## ARTICLE
In May of 2006, as Iraq spiraled down into an orgy of sectarian bloodletting, John McCain had a solution. "One of the things I would do if I were president," McCain told a group of wealthy contributors, "would be to sit the Shiites and the Sunnis down and say, 'Stop the bullshit.'"
If only someone had thought of that before. This is the man Brian Williams of NBC News recently referred to as having "vast foreign-policy expertise and credibility on national security."
McCain's insightful plan to end the Iraqi sectarian conflict was just one comment, of course. But given how often we are told these days that McCain has "credibility" and "experience" on matters of foreign policy and national security, it's worth asking what effect all that alleged experience has had on him. Because when McCain actually opens his mouth to discuss these issues, his ideas and beliefs often sound so simple-minded they make George W. Bush look like Otto von Bismarck. And the one consistent theme in McCain's thinking is his support for the application of military force as the best way to deal with foreign-policy challenges. Because it's been working out so well for the last five years.

## RECORDED DATA

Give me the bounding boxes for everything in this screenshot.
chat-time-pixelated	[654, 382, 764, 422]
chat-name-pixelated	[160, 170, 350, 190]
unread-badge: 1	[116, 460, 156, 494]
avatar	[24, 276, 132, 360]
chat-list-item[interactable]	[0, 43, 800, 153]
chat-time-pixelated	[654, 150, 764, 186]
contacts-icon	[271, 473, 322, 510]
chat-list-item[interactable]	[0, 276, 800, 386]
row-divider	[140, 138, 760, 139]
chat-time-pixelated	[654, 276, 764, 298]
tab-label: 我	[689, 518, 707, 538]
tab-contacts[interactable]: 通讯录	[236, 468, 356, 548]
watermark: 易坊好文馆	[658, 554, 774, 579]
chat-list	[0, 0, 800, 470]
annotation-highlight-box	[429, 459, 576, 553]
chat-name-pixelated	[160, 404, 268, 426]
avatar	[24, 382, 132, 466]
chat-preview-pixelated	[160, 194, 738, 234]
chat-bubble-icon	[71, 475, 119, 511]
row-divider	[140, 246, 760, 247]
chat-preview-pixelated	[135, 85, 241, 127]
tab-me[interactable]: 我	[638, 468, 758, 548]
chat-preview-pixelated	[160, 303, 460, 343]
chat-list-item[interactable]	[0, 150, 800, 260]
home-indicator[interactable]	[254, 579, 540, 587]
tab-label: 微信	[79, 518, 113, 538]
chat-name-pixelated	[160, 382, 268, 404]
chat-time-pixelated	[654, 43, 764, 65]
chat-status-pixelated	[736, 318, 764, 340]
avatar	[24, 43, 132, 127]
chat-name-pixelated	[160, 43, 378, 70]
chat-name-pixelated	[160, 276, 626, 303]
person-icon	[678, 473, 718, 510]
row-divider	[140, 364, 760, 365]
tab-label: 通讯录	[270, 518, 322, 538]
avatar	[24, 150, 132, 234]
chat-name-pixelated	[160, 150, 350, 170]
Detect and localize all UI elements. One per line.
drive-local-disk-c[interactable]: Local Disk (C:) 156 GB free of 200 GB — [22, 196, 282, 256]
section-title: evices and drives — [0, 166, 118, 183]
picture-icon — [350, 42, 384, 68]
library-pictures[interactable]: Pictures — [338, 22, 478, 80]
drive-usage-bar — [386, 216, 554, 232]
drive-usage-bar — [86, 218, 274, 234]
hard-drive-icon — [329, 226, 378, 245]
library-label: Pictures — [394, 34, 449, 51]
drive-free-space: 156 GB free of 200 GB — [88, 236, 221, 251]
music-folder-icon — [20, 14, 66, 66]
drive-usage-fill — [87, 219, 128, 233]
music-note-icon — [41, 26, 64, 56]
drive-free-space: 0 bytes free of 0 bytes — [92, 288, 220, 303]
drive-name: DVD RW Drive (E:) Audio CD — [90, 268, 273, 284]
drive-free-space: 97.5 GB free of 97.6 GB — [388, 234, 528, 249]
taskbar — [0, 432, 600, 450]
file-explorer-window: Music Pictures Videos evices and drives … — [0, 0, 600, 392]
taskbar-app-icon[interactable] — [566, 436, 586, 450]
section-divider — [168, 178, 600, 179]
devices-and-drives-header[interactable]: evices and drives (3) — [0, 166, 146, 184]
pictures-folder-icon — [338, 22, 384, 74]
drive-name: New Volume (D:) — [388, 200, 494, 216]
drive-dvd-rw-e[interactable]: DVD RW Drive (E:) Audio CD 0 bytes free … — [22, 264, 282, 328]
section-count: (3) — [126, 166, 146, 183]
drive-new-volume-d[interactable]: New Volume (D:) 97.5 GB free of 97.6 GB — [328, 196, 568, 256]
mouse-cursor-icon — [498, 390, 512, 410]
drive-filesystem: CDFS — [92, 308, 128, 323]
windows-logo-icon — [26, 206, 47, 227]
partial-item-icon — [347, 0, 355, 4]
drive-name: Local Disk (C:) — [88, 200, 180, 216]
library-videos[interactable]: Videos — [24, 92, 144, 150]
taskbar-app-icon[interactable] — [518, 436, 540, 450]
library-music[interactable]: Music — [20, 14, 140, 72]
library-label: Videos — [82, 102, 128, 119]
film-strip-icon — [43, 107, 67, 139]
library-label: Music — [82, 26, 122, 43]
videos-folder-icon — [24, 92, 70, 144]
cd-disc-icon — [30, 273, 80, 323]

## SET TASK 1
Format the records as a JSON list of strings, one string per line, starting at the first line of the records and ending at the line containing "459, 576, 553]".
## SET TASK 2
Pick up the commentary on John McCain's foreign-policy thinking right after its final sentence.

## TASK RESPONSE 1
[
  "Give me the bounding boxes for everything in this screenshot.",
  "chat-time-pixelated\t[654, 382, 764, 422]",
  "chat-name-pixelated\t[160, 170, 350, 190]",
  "unread-badge: 1\t[116, 460, 156, 494]",
  "avatar\t[24, 276, 132, 360]",
  "chat-list-item[interactable]\t[0, 43, 800, 153]",
  "chat-time-pixelated\t[654, 150, 764, 186]",
  "contacts-icon\t[271, 473, 322, 510]",
  "chat-list-item[interactable]\t[0, 276, 800, 386]",
  "row-divider\t[140, 138, 760, 139]",
  "chat-time-pixelated\t[654, 276, 764, 298]",
  "tab-label: 我\t[689, 518, 707, 538]",
  "tab-contacts[interactable]: 通讯录\t[236, 468, 356, 548]",
  "watermark: 易坊好文馆\t[658, 554, 774, 579]",
  "chat-list\t[0, 0, 800, 470]",
  "annotation-highlight-box\t[429, 459, 576, 553]"
]

## TASK RESPONSE 2
You might have thought the neoconservative idea that the way to ensure America's security is by invading any country that looks at us cross-eyed (or as McCain likes to call it, "rogue state rollback") would have been thoroughly discredited by now. Yet in McCain the lust for a new age of American hegemony, purchased at the cost of yet more activation of our enviable war machine, lives on. "There's gonna be other wars," he said in January. "I'm sorry to tell you, there's gonna be other wars."
But is McCain really "sorry" about the prospect? "He's the true neocon," Ivo Daalder of the Brookings Institution told The Nation's Robert Dreyfus. "He does believe, in a way that George W. Bush never really did, in the use of power, military power above all, to change the world in America's image. If you thought George Bush was bad when it comes to the use of military force, wait till you see John McCain."
McCain's brand of unflagging hawkery is ideologically akin to that of the neocon armchair generals -- the Wolfowitzes, Perles, and Kristols -- who avoided military service in their youth but feel a tingly rush of blood flooding to their loins at the thought of sending other people's children to war. It's no accident that his most enthusiastic booster among the conservative-opinion elite is neocon team captain Bill Kristol, whose Weekly Standard was practically a part of the McCain campaign communication apparatus in McCain's first presidential run in 2000. Or that his chief foreign-affairs adviser is Randy Scheunemann of Kristol's Project for a New American Century, a kind of chicken-hawk boy's club devoted to "a Reaganite policy of military strength and moral clarity."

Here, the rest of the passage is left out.